▶ _Problem details_: Print each of the entries exactly, leaving nothing out.

▶ _Material provided_:
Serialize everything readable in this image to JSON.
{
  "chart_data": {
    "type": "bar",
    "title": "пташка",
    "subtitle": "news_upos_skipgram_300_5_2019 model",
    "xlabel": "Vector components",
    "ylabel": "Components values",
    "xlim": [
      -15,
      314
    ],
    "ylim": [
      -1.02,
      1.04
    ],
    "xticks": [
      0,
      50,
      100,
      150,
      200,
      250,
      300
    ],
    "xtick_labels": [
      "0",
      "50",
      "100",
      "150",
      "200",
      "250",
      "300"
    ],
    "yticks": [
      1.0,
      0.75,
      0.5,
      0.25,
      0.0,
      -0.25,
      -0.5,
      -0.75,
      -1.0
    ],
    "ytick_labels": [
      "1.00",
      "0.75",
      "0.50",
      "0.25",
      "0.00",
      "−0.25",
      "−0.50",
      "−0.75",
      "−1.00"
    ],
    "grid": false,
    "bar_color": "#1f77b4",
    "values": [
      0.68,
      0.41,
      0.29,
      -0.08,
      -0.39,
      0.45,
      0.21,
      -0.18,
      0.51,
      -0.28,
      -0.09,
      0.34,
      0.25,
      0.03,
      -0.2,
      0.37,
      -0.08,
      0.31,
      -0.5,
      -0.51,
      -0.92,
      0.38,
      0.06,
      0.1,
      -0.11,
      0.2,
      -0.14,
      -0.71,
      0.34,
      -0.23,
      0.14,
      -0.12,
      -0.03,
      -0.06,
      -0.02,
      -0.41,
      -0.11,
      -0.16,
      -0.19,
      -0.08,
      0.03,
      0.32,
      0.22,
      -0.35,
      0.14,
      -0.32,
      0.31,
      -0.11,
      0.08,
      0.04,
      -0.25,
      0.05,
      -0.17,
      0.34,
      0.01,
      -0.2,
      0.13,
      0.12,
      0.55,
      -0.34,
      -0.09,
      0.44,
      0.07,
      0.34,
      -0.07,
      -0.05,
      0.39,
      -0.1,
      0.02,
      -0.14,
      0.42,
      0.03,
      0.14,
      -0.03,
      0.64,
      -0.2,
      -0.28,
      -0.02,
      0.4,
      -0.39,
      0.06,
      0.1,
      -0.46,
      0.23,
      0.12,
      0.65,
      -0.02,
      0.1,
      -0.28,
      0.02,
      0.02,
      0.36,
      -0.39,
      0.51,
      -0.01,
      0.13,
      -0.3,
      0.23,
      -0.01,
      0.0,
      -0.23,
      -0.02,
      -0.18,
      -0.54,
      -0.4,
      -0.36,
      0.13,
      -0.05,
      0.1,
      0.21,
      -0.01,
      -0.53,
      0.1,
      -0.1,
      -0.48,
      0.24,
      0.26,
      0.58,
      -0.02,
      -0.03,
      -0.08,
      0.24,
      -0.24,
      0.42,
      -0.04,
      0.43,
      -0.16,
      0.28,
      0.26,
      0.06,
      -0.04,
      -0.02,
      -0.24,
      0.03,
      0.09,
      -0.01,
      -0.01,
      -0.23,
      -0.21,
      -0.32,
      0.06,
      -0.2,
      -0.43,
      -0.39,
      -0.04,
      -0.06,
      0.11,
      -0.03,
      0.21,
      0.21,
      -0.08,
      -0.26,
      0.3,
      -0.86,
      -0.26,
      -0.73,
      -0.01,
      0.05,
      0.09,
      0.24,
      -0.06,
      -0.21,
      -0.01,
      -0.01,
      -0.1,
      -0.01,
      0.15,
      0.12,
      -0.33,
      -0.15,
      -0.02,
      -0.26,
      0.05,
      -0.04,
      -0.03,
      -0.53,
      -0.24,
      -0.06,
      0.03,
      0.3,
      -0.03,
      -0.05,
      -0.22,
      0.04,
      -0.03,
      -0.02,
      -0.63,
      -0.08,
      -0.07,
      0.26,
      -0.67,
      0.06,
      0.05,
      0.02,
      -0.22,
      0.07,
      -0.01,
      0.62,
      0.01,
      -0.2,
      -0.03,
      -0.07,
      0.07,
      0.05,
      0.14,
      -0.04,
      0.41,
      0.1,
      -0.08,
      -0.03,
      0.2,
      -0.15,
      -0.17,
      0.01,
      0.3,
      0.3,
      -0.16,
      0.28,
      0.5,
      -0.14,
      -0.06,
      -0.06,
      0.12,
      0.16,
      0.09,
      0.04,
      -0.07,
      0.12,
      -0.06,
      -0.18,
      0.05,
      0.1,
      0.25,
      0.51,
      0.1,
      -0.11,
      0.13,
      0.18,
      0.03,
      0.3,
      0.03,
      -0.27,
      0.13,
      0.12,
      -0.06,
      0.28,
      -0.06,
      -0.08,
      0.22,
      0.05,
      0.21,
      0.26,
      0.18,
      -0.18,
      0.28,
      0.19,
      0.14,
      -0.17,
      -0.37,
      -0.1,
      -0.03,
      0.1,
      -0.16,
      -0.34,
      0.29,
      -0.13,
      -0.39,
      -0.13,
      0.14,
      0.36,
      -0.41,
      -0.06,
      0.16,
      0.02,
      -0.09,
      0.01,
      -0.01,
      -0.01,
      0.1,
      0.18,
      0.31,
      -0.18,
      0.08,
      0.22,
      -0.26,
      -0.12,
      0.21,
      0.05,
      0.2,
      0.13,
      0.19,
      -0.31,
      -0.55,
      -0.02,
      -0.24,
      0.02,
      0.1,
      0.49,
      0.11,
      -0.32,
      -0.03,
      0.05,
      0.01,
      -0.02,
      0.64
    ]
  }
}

▶ _Output below_:
Serialize everything readable in this image to JSON.
{
  "chart_data": {
    "type": "bar",
    "title": "пташка",
    "subtitle": "news_upos_skipgram_300_5_2019 model",
    "xlabel": "Vector components",
    "ylabel": "Components values",
    "xlim": [
      -15,
      314
    ],
    "ylim": [
      -1.02,
      1.04
    ],
    "xticks": [
      0,
      50,
      100,
      150,
      200,
      250,
      300
    ],
    "xtick_labels": [
      "0",
      "50",
      "100",
      "150",
      "200",
      "250",
      "300"
    ],
    "yticks": [
      1.0,
      0.75,
      0.5,
      0.25,
      0.0,
      -0.25,
      -0.5,
      -0.75,
      -1.0
    ],
    "ytick_labels": [
      "1.00",
      "0.75",
      "0.50",
      "0.25",
      "0.00",
      "−0.25",
      "−0.50",
      "−0.75",
      "−1.00"
    ],
    "grid": false,
    "bar_color": "#1f77b4",
    "values": [
      0.68,
      0.41,
      0.29,
      -0.08,
      -0.39,
      0.45,
      0.21,
      -0.18,
      0.51,
      -0.28,
      -0.09,
      0.34,
      0.25,
      0.03,
      -0.2,
      0.37,
      -0.08,
      0.31,
      -0.5,
      -0.51,
      -0.92,
      0.38,
      0.06,
      0.1,
      -0.11,
      0.2,
      -0.14,
      -0.71,
      0.34,
      -0.23,
      0.14,
      -0.12,
      -0.03,
      -0.06,
      -0.02,
      -0.41,
      -0.11,
      -0.16,
      -0.19,
      -0.08,
      0.03,
      0.32,
      0.22,
      -0.35,
      0.14,
      -0.32,
      0.31,
      -0.11,
      0.08,
      0.04,
      -0.25,
      0.05,
      -0.17,
      0.34,
      0.01,
      -0.2,
      0.13,
      0.12,
      0.55,
      -0.34,
      -0.09,
      0.44,
      0.07,
      0.34,
      -0.07,
      -0.05,
      0.39,
      -0.1,
      0.02,
      -0.14,
      0.42,
      0.03,
      0.14,
      -0.03,
      0.64,
      -0.2,
      -0.28,
      -0.02,
      0.4,
      -0.39,
      0.06,
      0.1,
      -0.46,
      0.23,
      0.12,
      0.65,
      -0.02,
      0.1,
      -0.28,
      0.02,
      0.02,
      0.36,
      -0.39,
      0.51,
      -0.01,
      0.13,
      -0.3,
      0.23,
      -0.01,
      0.0,
      -0.23,
      -0.02,
      -0.18,
      -0.54,
      -0.4,
      -0.36,
      0.13,
      -0.05,
      0.1,
      0.21,
      -0.01,
      -0.53,
      0.1,
      -0.1,
      -0.48,
      0.24,
      0.26,
      0.58,
      -0.02,
      -0.03,
      -0.08,
      0.24,
      -0.24,
      0.42,
      -0.04,
      0.43,
      -0.16,
      0.28,
      0.26,
      0.06,
      -0.04,
      -0.02,
      -0.24,
      0.03,
      0.09,
      -0.01,
      -0.01,
      -0.23,
      -0.21,
      -0.32,
      0.06,
      -0.2,
      -0.43,
      -0.39,
      -0.04,
      -0.06,
      0.11,
      -0.03,
      0.21,
      0.21,
      -0.08,
      -0.26,
      0.3,
      -0.86,
      -0.26,
      -0.73,
      -0.01,
      0.05,
      0.09,
      0.24,
      -0.06,
      -0.21,
      -0.01,
      -0.01,
      -0.1,
      -0.01,
      0.15,
      0.12,
      -0.33,
      -0.15,
      -0.02,
      -0.26,
      0.05,
      -0.04,
      -0.03,
      -0.53,
      -0.24,
      -0.06,
      0.03,
      0.3,
      -0.03,
      -0.05,
      -0.22,
      0.04,
      -0.03,
      -0.02,
      -0.63,
      -0.08,
      -0.07,
      0.26,
      -0.67,
      0.06,
      0.05,
      0.02,
      -0.22,
      0.07,
      -0.01,
      0.62,
      0.01,
      -0.2,
      -0.03,
      -0.07,
      0.07,
      0.05,
      0.14,
      -0.04,
      0.41,
      0.1,
      -0.08,
      -0.03,
      0.2,
      -0.15,
      -0.17,
      0.01,
      0.3,
      0.3,
      -0.16,
      0.28,
      0.5,
      -0.14,
      -0.06,
      -0.06,
      0.12,
      0.16,
      0.09,
      0.04,
      -0.07,
      0.12,
      -0.06,
      -0.18,
      0.05,
      0.1,
      0.25,
      0.51,
      0.1,
      -0.11,
      0.13,
      0.18,
      0.03,
      0.3,
      0.03,
      -0.27,
      0.13,
      0.12,
      -0.06,
      0.28,
      -0.06,
      -0.08,
      0.22,
      0.05,
      0.21,
      0.26,
      0.18,
      -0.18,
      0.28,
      0.19,
      0.14,
      -0.17,
      -0.37,
      -0.1,
      -0.03,
      0.1,
      -0.16,
      -0.34,
      0.29,
      -0.13,
      -0.39,
      -0.13,
      0.14,
      0.36,
      -0.41,
      -0.06,
      0.16,
      0.02,
      -0.09,
      0.01,
      -0.01,
      -0.01,
      0.1,
      0.18,
      0.31,
      -0.18,
      0.08,
      0.22,
      -0.26,
      -0.12,
      0.21,
      0.05,
      0.2,
      0.13,
      0.19,
      -0.31,
      -0.55,
      -0.02,
      -0.24,
      0.02,
      0.1,
      0.49,
      0.11,
      -0.32,
      -0.03,
      0.05,
      0.01,
      -0.02,
      0.64
    ]
  }
}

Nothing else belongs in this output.